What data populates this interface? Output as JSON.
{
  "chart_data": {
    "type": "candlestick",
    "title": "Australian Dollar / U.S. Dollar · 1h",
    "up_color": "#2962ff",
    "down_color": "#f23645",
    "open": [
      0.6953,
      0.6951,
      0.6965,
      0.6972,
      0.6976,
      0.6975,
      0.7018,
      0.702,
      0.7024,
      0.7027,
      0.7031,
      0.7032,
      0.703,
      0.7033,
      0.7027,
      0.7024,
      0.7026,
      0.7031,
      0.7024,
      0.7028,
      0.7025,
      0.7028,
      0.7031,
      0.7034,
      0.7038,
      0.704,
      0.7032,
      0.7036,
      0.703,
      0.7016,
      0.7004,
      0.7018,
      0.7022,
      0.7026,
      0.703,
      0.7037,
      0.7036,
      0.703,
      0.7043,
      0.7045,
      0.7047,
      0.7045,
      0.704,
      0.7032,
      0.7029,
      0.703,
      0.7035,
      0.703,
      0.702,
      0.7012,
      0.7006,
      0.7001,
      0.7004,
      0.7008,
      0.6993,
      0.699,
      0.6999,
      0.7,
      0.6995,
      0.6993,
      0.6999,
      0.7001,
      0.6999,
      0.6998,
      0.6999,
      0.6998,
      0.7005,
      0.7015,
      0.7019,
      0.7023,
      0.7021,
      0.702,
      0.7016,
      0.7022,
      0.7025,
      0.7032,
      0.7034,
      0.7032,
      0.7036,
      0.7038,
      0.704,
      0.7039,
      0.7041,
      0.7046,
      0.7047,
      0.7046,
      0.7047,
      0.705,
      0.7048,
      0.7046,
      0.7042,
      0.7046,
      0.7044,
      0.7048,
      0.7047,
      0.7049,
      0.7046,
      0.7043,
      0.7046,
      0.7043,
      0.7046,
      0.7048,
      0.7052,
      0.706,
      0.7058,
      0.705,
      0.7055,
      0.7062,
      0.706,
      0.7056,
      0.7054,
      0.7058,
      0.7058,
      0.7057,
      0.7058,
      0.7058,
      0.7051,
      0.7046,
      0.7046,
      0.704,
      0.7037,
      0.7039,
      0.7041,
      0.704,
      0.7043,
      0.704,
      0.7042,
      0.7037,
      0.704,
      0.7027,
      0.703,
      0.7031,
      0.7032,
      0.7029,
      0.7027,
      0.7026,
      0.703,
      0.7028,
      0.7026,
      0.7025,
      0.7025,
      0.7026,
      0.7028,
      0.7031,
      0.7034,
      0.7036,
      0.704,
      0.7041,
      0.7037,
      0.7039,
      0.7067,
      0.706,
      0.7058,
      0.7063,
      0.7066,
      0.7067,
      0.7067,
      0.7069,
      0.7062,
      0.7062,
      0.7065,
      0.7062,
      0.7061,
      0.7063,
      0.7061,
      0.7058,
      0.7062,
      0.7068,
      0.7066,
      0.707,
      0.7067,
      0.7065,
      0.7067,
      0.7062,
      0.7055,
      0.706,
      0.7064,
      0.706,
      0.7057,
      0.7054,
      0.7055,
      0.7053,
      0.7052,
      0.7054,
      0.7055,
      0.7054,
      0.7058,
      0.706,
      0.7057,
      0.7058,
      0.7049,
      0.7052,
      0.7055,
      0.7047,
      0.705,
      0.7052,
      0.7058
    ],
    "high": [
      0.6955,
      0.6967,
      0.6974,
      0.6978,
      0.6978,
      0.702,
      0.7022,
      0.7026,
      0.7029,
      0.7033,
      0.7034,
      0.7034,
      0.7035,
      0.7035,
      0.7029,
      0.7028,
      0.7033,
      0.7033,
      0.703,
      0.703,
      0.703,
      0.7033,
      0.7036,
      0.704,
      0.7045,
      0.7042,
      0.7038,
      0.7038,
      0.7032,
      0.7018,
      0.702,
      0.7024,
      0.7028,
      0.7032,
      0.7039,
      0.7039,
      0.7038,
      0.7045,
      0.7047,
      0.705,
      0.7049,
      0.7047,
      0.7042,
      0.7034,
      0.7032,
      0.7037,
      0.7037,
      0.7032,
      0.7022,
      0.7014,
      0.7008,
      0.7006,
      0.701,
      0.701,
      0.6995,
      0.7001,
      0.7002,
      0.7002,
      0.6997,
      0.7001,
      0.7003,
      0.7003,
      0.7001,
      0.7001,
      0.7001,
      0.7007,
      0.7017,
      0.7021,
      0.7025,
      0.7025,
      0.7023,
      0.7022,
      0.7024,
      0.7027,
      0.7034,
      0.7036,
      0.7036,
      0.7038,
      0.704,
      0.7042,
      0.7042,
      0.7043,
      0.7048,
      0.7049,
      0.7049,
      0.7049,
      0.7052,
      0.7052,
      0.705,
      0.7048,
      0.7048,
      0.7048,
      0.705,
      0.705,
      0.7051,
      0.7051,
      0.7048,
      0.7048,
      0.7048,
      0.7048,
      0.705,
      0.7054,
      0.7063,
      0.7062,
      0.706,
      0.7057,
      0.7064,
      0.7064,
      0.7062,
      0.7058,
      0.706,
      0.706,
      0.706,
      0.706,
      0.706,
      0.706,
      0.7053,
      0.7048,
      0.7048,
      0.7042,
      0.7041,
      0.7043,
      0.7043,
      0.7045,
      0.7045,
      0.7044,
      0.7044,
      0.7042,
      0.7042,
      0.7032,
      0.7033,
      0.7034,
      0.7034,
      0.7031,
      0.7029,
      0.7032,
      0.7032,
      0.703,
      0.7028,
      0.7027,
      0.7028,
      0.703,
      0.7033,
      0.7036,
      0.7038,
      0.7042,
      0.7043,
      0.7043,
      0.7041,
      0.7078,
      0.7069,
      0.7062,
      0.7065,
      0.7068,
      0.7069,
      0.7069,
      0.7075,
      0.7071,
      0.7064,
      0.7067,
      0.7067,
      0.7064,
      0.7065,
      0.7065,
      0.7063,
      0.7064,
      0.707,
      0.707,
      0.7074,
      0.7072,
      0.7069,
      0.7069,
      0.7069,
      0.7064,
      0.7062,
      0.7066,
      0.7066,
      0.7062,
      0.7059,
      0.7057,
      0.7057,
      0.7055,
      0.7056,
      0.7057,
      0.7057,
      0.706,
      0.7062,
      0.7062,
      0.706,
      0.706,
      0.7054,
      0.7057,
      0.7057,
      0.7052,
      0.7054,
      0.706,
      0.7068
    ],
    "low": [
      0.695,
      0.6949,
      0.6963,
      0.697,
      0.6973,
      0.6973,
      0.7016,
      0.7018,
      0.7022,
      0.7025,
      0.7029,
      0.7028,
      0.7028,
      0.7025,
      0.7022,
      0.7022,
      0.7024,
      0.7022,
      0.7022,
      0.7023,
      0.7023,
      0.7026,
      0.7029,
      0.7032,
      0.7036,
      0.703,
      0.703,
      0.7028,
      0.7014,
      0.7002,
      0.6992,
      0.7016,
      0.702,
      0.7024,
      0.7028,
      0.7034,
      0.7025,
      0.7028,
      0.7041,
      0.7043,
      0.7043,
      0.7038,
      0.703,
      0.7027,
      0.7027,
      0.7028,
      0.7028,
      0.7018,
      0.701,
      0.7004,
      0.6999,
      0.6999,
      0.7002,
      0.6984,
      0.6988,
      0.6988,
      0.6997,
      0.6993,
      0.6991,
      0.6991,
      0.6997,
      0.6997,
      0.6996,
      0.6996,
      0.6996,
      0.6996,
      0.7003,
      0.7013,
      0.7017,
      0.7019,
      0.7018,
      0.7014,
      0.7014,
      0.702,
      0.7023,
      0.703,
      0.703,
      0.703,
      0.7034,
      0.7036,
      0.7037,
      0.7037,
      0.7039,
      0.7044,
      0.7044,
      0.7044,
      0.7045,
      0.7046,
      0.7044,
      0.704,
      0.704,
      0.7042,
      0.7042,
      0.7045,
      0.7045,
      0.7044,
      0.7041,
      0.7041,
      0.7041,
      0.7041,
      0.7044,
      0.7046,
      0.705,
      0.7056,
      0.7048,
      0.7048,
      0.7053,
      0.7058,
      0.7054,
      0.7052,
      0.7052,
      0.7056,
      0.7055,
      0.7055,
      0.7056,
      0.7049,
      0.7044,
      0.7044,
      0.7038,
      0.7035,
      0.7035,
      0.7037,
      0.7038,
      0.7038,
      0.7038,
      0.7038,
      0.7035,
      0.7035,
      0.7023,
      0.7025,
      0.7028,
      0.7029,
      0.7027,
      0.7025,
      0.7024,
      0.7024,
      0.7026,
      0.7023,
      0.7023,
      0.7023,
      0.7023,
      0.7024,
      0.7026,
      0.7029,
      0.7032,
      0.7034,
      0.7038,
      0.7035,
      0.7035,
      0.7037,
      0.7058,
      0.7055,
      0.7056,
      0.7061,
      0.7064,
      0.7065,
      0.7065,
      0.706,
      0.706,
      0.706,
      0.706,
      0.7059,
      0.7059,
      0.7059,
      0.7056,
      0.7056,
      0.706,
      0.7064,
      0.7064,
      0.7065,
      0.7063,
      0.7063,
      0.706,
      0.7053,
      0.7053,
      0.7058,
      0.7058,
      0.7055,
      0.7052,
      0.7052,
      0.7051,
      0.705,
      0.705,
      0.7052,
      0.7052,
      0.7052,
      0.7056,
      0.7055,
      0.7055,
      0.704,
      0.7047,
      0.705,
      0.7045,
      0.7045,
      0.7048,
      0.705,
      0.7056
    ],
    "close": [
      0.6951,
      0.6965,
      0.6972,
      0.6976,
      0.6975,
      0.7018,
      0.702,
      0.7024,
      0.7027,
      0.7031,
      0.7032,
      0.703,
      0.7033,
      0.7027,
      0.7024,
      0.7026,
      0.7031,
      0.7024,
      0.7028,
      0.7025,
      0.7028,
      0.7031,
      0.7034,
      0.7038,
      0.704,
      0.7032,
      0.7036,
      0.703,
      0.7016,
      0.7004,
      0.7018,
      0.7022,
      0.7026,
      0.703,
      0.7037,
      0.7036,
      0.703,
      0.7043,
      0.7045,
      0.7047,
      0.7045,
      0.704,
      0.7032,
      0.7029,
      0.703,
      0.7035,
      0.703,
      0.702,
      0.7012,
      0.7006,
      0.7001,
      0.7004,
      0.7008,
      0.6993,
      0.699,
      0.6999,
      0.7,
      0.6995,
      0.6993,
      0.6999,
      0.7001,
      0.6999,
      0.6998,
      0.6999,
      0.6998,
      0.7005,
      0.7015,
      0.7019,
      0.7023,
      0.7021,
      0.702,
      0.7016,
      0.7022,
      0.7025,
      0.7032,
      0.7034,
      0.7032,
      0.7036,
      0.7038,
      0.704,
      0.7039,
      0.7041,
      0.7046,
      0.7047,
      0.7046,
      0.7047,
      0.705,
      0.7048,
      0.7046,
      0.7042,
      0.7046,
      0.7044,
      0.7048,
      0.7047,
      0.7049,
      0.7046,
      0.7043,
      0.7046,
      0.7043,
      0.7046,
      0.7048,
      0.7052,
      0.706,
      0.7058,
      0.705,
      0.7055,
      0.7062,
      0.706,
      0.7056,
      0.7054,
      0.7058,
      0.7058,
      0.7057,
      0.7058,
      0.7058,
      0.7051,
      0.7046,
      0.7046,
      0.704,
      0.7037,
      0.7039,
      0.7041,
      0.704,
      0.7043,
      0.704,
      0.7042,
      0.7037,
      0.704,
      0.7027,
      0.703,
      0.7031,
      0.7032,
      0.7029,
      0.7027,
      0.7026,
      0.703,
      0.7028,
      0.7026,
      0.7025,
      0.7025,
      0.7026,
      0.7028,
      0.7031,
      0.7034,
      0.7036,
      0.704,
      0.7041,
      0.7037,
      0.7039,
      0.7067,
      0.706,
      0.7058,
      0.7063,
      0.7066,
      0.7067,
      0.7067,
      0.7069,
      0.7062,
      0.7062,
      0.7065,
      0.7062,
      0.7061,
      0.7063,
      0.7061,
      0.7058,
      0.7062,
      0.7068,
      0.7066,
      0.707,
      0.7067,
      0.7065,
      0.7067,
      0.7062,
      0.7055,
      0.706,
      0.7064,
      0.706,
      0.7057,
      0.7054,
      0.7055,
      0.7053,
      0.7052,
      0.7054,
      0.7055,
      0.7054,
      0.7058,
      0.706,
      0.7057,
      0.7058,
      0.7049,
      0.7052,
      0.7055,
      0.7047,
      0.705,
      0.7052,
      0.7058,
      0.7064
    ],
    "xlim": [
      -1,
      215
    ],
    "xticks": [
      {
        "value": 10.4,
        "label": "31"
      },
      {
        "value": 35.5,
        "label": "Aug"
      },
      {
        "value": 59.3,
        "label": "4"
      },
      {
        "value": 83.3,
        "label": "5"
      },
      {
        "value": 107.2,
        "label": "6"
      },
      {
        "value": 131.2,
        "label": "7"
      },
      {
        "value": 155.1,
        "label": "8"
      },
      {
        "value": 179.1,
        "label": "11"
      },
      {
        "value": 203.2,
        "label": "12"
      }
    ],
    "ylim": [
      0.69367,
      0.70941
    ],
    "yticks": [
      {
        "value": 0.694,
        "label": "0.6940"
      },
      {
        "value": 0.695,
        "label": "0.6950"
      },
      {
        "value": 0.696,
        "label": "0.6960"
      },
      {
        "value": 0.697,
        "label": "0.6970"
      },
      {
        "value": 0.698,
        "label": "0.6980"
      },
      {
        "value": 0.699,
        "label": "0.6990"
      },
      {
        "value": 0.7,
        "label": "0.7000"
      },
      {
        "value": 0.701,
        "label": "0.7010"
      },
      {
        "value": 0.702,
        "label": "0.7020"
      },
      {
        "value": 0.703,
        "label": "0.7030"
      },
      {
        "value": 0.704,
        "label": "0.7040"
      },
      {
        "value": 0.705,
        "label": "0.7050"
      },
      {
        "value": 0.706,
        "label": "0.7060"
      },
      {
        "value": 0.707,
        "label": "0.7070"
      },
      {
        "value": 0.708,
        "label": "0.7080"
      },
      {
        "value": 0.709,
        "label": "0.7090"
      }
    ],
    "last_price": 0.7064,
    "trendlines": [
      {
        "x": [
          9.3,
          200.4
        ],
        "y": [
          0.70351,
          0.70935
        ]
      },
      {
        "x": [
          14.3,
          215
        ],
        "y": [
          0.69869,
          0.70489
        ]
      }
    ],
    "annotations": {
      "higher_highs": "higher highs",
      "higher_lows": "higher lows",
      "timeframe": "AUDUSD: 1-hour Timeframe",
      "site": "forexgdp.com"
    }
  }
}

▶ [Problem]:
Note each line of the entries that has "higher" in it, and copy those lines.

▶ [Worked solution]:
      "higher_highs": "higher highs",
      "higher_lows": "higher lows",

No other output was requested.